EXERCISE:
Write the material out again exactly as it stands.

TASK DATA:
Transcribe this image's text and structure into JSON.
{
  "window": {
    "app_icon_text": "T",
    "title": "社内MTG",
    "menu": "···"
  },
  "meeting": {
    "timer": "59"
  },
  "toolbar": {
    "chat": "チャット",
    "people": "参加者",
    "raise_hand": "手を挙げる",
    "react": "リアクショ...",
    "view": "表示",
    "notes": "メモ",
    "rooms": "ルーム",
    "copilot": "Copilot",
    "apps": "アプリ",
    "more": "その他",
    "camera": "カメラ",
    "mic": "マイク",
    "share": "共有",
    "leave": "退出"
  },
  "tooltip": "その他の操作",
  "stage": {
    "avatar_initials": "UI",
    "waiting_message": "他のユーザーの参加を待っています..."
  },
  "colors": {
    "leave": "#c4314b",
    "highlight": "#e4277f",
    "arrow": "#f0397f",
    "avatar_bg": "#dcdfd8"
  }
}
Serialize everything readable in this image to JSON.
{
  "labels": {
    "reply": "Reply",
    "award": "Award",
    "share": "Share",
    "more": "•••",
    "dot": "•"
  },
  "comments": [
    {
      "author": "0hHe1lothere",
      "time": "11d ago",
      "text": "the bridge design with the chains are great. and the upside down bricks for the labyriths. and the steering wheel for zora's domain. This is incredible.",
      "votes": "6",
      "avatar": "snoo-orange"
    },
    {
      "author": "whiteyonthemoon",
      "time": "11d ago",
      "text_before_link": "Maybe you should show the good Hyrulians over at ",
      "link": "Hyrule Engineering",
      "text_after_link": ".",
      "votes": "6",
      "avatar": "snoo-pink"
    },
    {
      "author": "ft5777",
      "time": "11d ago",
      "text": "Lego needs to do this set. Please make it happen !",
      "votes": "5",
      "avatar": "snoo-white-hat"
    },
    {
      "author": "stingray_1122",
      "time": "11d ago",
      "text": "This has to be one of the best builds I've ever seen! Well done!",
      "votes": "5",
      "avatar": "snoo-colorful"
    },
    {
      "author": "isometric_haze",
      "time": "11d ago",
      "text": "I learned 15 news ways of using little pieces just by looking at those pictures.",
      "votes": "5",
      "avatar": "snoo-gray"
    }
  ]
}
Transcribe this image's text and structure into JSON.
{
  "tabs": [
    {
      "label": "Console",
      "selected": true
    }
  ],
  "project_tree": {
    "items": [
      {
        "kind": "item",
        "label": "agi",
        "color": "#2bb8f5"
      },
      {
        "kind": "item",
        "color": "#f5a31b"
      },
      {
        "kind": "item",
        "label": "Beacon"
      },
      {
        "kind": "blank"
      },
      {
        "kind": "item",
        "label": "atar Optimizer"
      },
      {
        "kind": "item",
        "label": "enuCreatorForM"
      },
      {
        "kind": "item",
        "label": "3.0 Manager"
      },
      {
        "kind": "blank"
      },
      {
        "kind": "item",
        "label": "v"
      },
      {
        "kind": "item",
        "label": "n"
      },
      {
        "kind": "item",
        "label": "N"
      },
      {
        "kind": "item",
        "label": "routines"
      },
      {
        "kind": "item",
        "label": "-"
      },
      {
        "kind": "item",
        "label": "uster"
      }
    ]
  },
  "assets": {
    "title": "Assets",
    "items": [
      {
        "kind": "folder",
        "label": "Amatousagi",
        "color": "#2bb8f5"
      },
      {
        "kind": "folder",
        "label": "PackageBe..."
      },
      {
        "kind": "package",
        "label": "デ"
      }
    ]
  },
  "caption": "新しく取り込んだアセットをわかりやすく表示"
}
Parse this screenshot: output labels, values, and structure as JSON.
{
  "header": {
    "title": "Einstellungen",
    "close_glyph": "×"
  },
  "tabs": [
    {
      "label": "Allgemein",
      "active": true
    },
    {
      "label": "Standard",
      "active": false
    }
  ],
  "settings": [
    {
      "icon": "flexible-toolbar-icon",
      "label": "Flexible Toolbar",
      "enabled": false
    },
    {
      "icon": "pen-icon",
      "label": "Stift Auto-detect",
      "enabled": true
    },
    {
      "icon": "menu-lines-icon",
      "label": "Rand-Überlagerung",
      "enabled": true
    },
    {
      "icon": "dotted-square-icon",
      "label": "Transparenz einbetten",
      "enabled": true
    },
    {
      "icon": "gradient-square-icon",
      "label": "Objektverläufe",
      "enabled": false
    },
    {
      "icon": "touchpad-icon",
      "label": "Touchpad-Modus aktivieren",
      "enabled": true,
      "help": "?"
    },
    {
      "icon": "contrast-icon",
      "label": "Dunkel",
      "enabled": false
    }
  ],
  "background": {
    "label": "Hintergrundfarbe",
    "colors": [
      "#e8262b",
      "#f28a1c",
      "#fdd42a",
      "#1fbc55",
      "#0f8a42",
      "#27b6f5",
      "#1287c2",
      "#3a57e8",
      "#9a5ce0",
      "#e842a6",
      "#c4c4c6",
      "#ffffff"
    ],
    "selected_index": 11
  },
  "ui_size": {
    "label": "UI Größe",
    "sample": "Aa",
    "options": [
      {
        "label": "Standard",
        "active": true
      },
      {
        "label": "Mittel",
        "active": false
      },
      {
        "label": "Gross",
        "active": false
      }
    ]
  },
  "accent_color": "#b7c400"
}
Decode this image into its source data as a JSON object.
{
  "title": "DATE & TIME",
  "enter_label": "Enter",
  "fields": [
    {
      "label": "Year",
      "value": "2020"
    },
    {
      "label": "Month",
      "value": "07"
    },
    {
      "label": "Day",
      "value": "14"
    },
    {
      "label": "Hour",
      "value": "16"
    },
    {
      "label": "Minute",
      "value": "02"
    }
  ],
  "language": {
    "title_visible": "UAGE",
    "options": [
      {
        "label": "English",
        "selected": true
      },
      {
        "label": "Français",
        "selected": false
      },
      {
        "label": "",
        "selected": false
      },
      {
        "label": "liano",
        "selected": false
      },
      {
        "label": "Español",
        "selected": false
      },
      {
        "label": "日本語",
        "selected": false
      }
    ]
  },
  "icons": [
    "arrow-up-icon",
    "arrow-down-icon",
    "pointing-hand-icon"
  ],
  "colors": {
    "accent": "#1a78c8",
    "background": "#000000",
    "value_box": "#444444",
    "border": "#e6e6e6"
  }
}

FINISHED EXERCISE:
Transcribe this image's text and structure into JSON.
{
  "window": {
    "app_icon_text": "T",
    "title": "社内MTG",
    "menu": "···"
  },
  "meeting": {
    "timer": "59"
  },
  "toolbar": {
    "chat": "チャット",
    "people": "参加者",
    "raise_hand": "手を挙げる",
    "react": "リアクショ...",
    "view": "表示",
    "notes": "メモ",
    "rooms": "ルーム",
    "copilot": "Copilot",
    "apps": "アプリ",
    "more": "その他",
    "camera": "カメラ",
    "mic": "マイク",
    "share": "共有",
    "leave": "退出"
  },
  "tooltip": "その他の操作",
  "stage": {
    "avatar_initials": "UI",
    "waiting_message": "他のユーザーの参加を待っています..."
  },
  "colors": {
    "leave": "#c4314b",
    "highlight": "#e4277f",
    "arrow": "#f0397f",
    "avatar_bg": "#dcdfd8"
  }
}
Serialize everything readable in this image to JSON.
{
  "labels": {
    "reply": "Reply",
    "award": "Award",
    "share": "Share",
    "more": "•••",
    "dot": "•"
  },
  "comments": [
    {
      "author": "0hHe1lothere",
      "time": "11d ago",
      "text": "the bridge design with the chains are great. and the upside down bricks for the labyriths. and the steering wheel for zora's domain. This is incredible.",
      "votes": "6",
      "avatar": "snoo-orange"
    },
    {
      "author": "whiteyonthemoon",
      "time": "11d ago",
      "text_before_link": "Maybe you should show the good Hyrulians over at ",
      "link": "Hyrule Engineering",
      "text_after_link": ".",
      "votes": "6",
      "avatar": "snoo-pink"
    },
    {
      "author": "ft5777",
      "time": "11d ago",
      "text": "Lego needs to do this set. Please make it happen !",
      "votes": "5",
      "avatar": "snoo-white-hat"
    },
    {
      "author": "stingray_1122",
      "time": "11d ago",
      "text": "This has to be one of the best builds I've ever seen! Well done!",
      "votes": "5",
      "avatar": "snoo-colorful"
    },
    {
      "author": "isometric_haze",
      "time": "11d ago",
      "text": "I learned 15 news ways of using little pieces just by looking at those pictures.",
      "votes": "5",
      "avatar": "snoo-gray"
    }
  ]
}
Transcribe this image's text and structure into JSON.
{
  "tabs": [
    {
      "label": "Console",
      "selected": true
    }
  ],
  "project_tree": {
    "items": [
      {
        "kind": "item",
        "label": "agi",
        "color": "#2bb8f5"
      },
      {
        "kind": "item",
        "color": "#f5a31b"
      },
      {
        "kind": "item",
        "label": "Beacon"
      },
      {
        "kind": "blank"
      },
      {
        "kind": "item",
        "label": "atar Optimizer"
      },
      {
        "kind": "item",
        "label": "enuCreatorForM"
      },
      {
        "kind": "item",
        "label": "3.0 Manager"
      },
      {
        "kind": "blank"
      },
      {
        "kind": "item",
        "label": "v"
      },
      {
        "kind": "item",
        "label": "n"
      },
      {
        "kind": "item",
        "label": "N"
      },
      {
        "kind": "item",
        "label": "routines"
      },
      {
        "kind": "item",
        "label": "-"
      },
      {
        "kind": "item",
        "label": "uster"
      }
    ]
  },
  "assets": {
    "title": "Assets",
    "items": [
      {
        "kind": "folder",
        "label": "Amatousagi",
        "color": "#2bb8f5"
      },
      {
        "kind": "folder",
        "label": "PackageBe..."
      },
      {
        "kind": "package",
        "label": "デ"
      }
    ]
  },
  "caption": "新しく取り込んだアセットをわかりやすく表示"
}
Parse this screenshot: output labels, values, and structure as JSON.
{
  "header": {
    "title": "Einstellungen",
    "close_glyph": "×"
  },
  "tabs": [
    {
      "label": "Allgemein",
      "active": true
    },
    {
      "label": "Standard",
      "active": false
    }
  ],
  "settings": [
    {
      "icon": "flexible-toolbar-icon",
      "label": "Flexible Toolbar",
      "enabled": false
    },
    {
      "icon": "pen-icon",
      "label": "Stift Auto-detect",
      "enabled": true
    },
    {
      "icon": "menu-lines-icon",
      "label": "Rand-Überlagerung",
      "enabled": true
    },
    {
      "icon": "dotted-square-icon",
      "label": "Transparenz einbetten",
      "enabled": true
    },
    {
      "icon": "gradient-square-icon",
      "label": "Objektverläufe",
      "enabled": false
    },
    {
      "icon": "touchpad-icon",
      "label": "Touchpad-Modus aktivieren",
      "enabled": true,
      "help": "?"
    },
    {
      "icon": "contrast-icon",
      "label": "Dunkel",
      "enabled": false
    }
  ],
  "background": {
    "label": "Hintergrundfarbe",
    "colors": [
      "#e8262b",
      "#f28a1c",
      "#fdd42a",
      "#1fbc55",
      "#0f8a42",
      "#27b6f5",
      "#1287c2",
      "#3a57e8",
      "#9a5ce0",
      "#e842a6",
      "#c4c4c6",
      "#ffffff"
    ],
    "selected_index": 11
  },
  "ui_size": {
    "label": "UI Größe",
    "sample": "Aa",
    "options": [
      {
        "label": "Standard",
        "active": true
      },
      {
        "label": "Mittel",
        "active": false
      },
      {
        "label": "Gross",
        "active": false
      }
    ]
  },
  "accent_color": "#b7c400"
}
Decode this image into its source data as a JSON object.
{
  "title": "DATE & TIME",
  "enter_label": "Enter",
  "fields": [
    {
      "label": "Year",
      "value": "2020"
    },
    {
      "label": "Month",
      "value": "07"
    },
    {
      "label": "Day",
      "value": "14"
    },
    {
      "label": "Hour",
      "value": "16"
    },
    {
      "label": "Minute",
      "value": "02"
    }
  ],
  "language": {
    "title_visible": "UAGE",
    "options": [
      {
        "label": "English",
        "selected": true
      },
      {
        "label": "Français",
        "selected": false
      },
      {
        "label": "",
        "selected": false
      },
      {
        "label": "liano",
        "selected": false
      },
      {
        "label": "Español",
        "selected": false
      },
      {
        "label": "日本語",
        "selected": false
      }
    ]
  },
  "icons": [
    "arrow-up-icon",
    "arrow-down-icon",
    "pointing-hand-icon"
  ],
  "colors": {
    "accent": "#1a78c8",
    "background": "#000000",
    "value_box": "#444444",
    "border": "#e6e6e6"
  }
}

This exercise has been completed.